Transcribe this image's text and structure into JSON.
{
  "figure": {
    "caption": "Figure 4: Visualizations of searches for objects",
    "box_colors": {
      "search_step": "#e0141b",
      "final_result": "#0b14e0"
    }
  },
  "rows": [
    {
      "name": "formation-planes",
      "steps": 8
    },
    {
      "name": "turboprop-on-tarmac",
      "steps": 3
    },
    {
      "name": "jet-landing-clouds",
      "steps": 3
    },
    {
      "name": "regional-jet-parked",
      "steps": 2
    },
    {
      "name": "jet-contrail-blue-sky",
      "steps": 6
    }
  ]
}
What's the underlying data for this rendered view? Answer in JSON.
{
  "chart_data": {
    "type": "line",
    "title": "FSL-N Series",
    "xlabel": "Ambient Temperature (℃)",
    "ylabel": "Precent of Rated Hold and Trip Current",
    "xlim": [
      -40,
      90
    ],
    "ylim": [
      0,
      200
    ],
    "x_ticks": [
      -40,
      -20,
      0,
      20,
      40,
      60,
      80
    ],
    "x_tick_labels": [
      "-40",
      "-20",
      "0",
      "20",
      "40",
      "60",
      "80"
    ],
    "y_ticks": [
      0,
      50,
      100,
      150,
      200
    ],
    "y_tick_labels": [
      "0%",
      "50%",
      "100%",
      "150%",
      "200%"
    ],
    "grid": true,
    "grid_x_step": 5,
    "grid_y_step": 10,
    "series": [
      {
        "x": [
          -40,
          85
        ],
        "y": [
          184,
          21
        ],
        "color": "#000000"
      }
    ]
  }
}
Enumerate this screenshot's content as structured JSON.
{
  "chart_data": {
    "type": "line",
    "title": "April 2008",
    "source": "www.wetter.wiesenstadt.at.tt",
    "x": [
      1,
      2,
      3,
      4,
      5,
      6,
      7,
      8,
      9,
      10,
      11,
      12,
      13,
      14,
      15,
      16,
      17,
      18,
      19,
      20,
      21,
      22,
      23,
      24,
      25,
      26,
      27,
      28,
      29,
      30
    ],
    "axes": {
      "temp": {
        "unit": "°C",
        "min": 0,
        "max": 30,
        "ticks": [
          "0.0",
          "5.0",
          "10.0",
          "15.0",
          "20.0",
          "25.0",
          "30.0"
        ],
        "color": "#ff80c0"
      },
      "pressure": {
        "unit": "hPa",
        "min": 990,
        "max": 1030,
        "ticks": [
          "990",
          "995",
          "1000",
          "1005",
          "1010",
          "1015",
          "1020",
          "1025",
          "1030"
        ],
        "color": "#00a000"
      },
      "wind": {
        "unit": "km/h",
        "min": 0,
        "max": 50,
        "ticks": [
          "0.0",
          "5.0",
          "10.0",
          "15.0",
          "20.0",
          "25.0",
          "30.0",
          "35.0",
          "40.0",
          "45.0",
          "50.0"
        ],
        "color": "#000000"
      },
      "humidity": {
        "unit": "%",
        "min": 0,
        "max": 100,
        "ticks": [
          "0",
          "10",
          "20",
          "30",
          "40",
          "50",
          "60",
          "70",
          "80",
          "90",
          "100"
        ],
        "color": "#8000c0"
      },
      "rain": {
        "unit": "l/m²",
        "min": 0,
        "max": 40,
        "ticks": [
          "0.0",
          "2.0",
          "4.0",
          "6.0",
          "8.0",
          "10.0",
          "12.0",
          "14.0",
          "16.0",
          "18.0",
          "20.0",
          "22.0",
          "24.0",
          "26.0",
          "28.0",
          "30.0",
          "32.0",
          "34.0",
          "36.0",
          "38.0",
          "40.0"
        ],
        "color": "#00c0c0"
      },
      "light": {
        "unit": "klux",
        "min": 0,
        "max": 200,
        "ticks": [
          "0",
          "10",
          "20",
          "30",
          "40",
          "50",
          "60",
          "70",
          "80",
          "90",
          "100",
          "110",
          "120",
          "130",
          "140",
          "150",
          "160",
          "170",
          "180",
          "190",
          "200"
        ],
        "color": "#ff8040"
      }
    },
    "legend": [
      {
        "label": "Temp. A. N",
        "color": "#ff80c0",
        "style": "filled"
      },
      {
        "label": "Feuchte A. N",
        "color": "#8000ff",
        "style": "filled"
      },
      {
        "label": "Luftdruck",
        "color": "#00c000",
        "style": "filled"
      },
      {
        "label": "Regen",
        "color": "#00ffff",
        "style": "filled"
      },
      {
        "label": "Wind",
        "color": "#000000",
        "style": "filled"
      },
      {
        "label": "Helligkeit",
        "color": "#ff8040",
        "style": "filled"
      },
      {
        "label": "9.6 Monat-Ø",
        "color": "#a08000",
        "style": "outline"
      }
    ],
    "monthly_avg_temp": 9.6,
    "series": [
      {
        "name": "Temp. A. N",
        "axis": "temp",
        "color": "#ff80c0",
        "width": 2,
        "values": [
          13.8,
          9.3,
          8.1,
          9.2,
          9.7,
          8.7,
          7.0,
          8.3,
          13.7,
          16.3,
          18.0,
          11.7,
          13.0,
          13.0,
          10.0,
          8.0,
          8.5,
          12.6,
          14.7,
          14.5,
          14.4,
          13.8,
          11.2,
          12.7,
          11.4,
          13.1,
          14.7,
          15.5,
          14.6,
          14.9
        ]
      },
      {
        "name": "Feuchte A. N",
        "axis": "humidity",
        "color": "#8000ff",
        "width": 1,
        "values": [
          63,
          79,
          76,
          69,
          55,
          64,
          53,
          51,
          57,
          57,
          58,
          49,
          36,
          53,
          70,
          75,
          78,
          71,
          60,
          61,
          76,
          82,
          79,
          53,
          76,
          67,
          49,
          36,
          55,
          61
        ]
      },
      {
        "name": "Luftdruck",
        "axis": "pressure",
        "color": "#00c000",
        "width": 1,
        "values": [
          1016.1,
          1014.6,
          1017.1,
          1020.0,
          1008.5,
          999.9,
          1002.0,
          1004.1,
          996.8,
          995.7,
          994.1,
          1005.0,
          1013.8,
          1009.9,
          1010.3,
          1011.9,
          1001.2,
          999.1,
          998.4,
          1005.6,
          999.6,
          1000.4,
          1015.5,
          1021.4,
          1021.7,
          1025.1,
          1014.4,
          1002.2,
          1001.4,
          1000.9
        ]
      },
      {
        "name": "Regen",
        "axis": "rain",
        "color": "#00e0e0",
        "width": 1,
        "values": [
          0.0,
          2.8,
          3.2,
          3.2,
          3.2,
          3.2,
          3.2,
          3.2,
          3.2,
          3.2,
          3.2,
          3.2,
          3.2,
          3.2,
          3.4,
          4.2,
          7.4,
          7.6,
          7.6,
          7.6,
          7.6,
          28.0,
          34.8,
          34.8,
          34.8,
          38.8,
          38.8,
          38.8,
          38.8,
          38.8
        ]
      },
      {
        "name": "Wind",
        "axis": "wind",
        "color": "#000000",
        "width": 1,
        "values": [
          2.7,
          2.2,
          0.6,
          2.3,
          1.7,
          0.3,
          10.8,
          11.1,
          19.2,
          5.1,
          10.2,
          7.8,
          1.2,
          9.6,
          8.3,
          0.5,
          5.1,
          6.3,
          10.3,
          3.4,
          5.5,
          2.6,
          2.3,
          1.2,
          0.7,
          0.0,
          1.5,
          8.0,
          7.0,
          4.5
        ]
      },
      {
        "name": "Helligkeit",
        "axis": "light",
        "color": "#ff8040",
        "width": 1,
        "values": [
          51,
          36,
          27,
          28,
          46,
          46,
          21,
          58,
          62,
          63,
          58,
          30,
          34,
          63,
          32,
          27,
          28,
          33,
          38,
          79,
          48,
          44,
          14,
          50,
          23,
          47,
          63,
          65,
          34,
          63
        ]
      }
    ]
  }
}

____

What you will do
Each entry above is to be printed again exactly.

Response below
Transcribe this image's text and structure into JSON.
{
  "figure": {
    "caption": "Figure 4: Visualizations of searches for objects",
    "box_colors": {
      "search_step": "#e0141b",
      "final_result": "#0b14e0"
    }
  },
  "rows": [
    {
      "name": "formation-planes",
      "steps": 8
    },
    {
      "name": "turboprop-on-tarmac",
      "steps": 3
    },
    {
      "name": "jet-landing-clouds",
      "steps": 3
    },
    {
      "name": "regional-jet-parked",
      "steps": 2
    },
    {
      "name": "jet-contrail-blue-sky",
      "steps": 6
    }
  ]
}
What's the underlying data for this rendered view? Answer in JSON.
{
  "chart_data": {
    "type": "line",
    "title": "FSL-N Series",
    "xlabel": "Ambient Temperature (℃)",
    "ylabel": "Precent of Rated Hold and Trip Current",
    "xlim": [
      -40,
      90
    ],
    "ylim": [
      0,
      200
    ],
    "x_ticks": [
      -40,
      -20,
      0,
      20,
      40,
      60,
      80
    ],
    "x_tick_labels": [
      "-40",
      "-20",
      "0",
      "20",
      "40",
      "60",
      "80"
    ],
    "y_ticks": [
      0,
      50,
      100,
      150,
      200
    ],
    "y_tick_labels": [
      "0%",
      "50%",
      "100%",
      "150%",
      "200%"
    ],
    "grid": true,
    "grid_x_step": 5,
    "grid_y_step": 10,
    "series": [
      {
        "x": [
          -40,
          85
        ],
        "y": [
          184,
          21
        ],
        "color": "#000000"
      }
    ]
  }
}
Enumerate this screenshot's content as structured JSON.
{
  "chart_data": {
    "type": "line",
    "title": "April 2008",
    "source": "www.wetter.wiesenstadt.at.tt",
    "x": [
      1,
      2,
      3,
      4,
      5,
      6,
      7,
      8,
      9,
      10,
      11,
      12,
      13,
      14,
      15,
      16,
      17,
      18,
      19,
      20,
      21,
      22,
      23,
      24,
      25,
      26,
      27,
      28,
      29,
      30
    ],
    "axes": {
      "temp": {
        "unit": "°C",
        "min": 0,
        "max": 30,
        "ticks": [
          "0.0",
          "5.0",
          "10.0",
          "15.0",
          "20.0",
          "25.0",
          "30.0"
        ],
        "color": "#ff80c0"
      },
      "pressure": {
        "unit": "hPa",
        "min": 990,
        "max": 1030,
        "ticks": [
          "990",
          "995",
          "1000",
          "1005",
          "1010",
          "1015",
          "1020",
          "1025",
          "1030"
        ],
        "color": "#00a000"
      },
      "wind": {
        "unit": "km/h",
        "min": 0,
        "max": 50,
        "ticks": [
          "0.0",
          "5.0",
          "10.0",
          "15.0",
          "20.0",
          "25.0",
          "30.0",
          "35.0",
          "40.0",
          "45.0",
          "50.0"
        ],
        "color": "#000000"
      },
      "humidity": {
        "unit": "%",
        "min": 0,
        "max": 100,
        "ticks": [
          "0",
          "10",
          "20",
          "30",
          "40",
          "50",
          "60",
          "70",
          "80",
          "90",
          "100"
        ],
        "color": "#8000c0"
      },
      "rain": {
        "unit": "l/m²",
        "min": 0,
        "max": 40,
        "ticks": [
          "0.0",
          "2.0",
          "4.0",
          "6.0",
          "8.0",
          "10.0",
          "12.0",
          "14.0",
          "16.0",
          "18.0",
          "20.0",
          "22.0",
          "24.0",
          "26.0",
          "28.0",
          "30.0",
          "32.0",
          "34.0",
          "36.0",
          "38.0",
          "40.0"
        ],
        "color": "#00c0c0"
      },
      "light": {
        "unit": "klux",
        "min": 0,
        "max": 200,
        "ticks": [
          "0",
          "10",
          "20",
          "30",
          "40",
          "50",
          "60",
          "70",
          "80",
          "90",
          "100",
          "110",
          "120",
          "130",
          "140",
          "150",
          "160",
          "170",
          "180",
          "190",
          "200"
        ],
        "color": "#ff8040"
      }
    },
    "legend": [
      {
        "label": "Temp. A. N",
        "color": "#ff80c0",
        "style": "filled"
      },
      {
        "label": "Feuchte A. N",
        "color": "#8000ff",
        "style": "filled"
      },
      {
        "label": "Luftdruck",
        "color": "#00c000",
        "style": "filled"
      },
      {
        "label": "Regen",
        "color": "#00ffff",
        "style": "filled"
      },
      {
        "label": "Wind",
        "color": "#000000",
        "style": "filled"
      },
      {
        "label": "Helligkeit",
        "color": "#ff8040",
        "style": "filled"
      },
      {
        "label": "9.6 Monat-Ø",
        "color": "#a08000",
        "style": "outline"
      }
    ],
    "monthly_avg_temp": 9.6,
    "series": [
      {
        "name": "Temp. A. N",
        "axis": "temp",
        "color": "#ff80c0",
        "width": 2,
        "values": [
          13.8,
          9.3,
          8.1,
          9.2,
          9.7,
          8.7,
          7.0,
          8.3,
          13.7,
          16.3,
          18.0,
          11.7,
          13.0,
          13.0,
          10.0,
          8.0,
          8.5,
          12.6,
          14.7,
          14.5,
          14.4,
          13.8,
          11.2,
          12.7,
          11.4,
          13.1,
          14.7,
          15.5,
          14.6,
          14.9
        ]
      },
      {
        "name": "Feuchte A. N",
        "axis": "humidity",
        "color": "#8000ff",
        "width": 1,
        "values": [
          63,
          79,
          76,
          69,
          55,
          64,
          53,
          51,
          57,
          57,
          58,
          49,
          36,
          53,
          70,
          75,
          78,
          71,
          60,
          61,
          76,
          82,
          79,
          53,
          76,
          67,
          49,
          36,
          55,
          61
        ]
      },
      {
        "name": "Luftdruck",
        "axis": "pressure",
        "color": "#00c000",
        "width": 1,
        "values": [
          1016.1,
          1014.6,
          1017.1,
          1020.0,
          1008.5,
          999.9,
          1002.0,
          1004.1,
          996.8,
          995.7,
          994.1,
          1005.0,
          1013.8,
          1009.9,
          1010.3,
          1011.9,
          1001.2,
          999.1,
          998.4,
          1005.6,
          999.6,
          1000.4,
          1015.5,
          1021.4,
          1021.7,
          1025.1,
          1014.4,
          1002.2,
          1001.4,
          1000.9
        ]
      },
      {
        "name": "Regen",
        "axis": "rain",
        "color": "#00e0e0",
        "width": 1,
        "values": [
          0.0,
          2.8,
          3.2,
          3.2,
          3.2,
          3.2,
          3.2,
          3.2,
          3.2,
          3.2,
          3.2,
          3.2,
          3.2,
          3.2,
          3.4,
          4.2,
          7.4,
          7.6,
          7.6,
          7.6,
          7.6,
          28.0,
          34.8,
          34.8,
          34.8,
          38.8,
          38.8,
          38.8,
          38.8,
          38.8
        ]
      },
      {
        "name": "Wind",
        "axis": "wind",
        "color": "#000000",
        "width": 1,
        "values": [
          2.7,
          2.2,
          0.6,
          2.3,
          1.7,
          0.3,
          10.8,
          11.1,
          19.2,
          5.1,
          10.2,
          7.8,
          1.2,
          9.6,
          8.3,
          0.5,
          5.1,
          6.3,
          10.3,
          3.4,
          5.5,
          2.6,
          2.3,
          1.2,
          0.7,
          0.0,
          1.5,
          8.0,
          7.0,
          4.5
        ]
      },
      {
        "name": "Helligkeit",
        "axis": "light",
        "color": "#ff8040",
        "width": 1,
        "values": [
          51,
          36,
          27,
          28,
          46,
          46,
          21,
          58,
          62,
          63,
          58,
          30,
          34,
          63,
          32,
          27,
          28,
          33,
          38,
          79,
          48,
          44,
          14,
          50,
          23,
          47,
          63,
          65,
          34,
          63
        ]
      }
    ]
  }
}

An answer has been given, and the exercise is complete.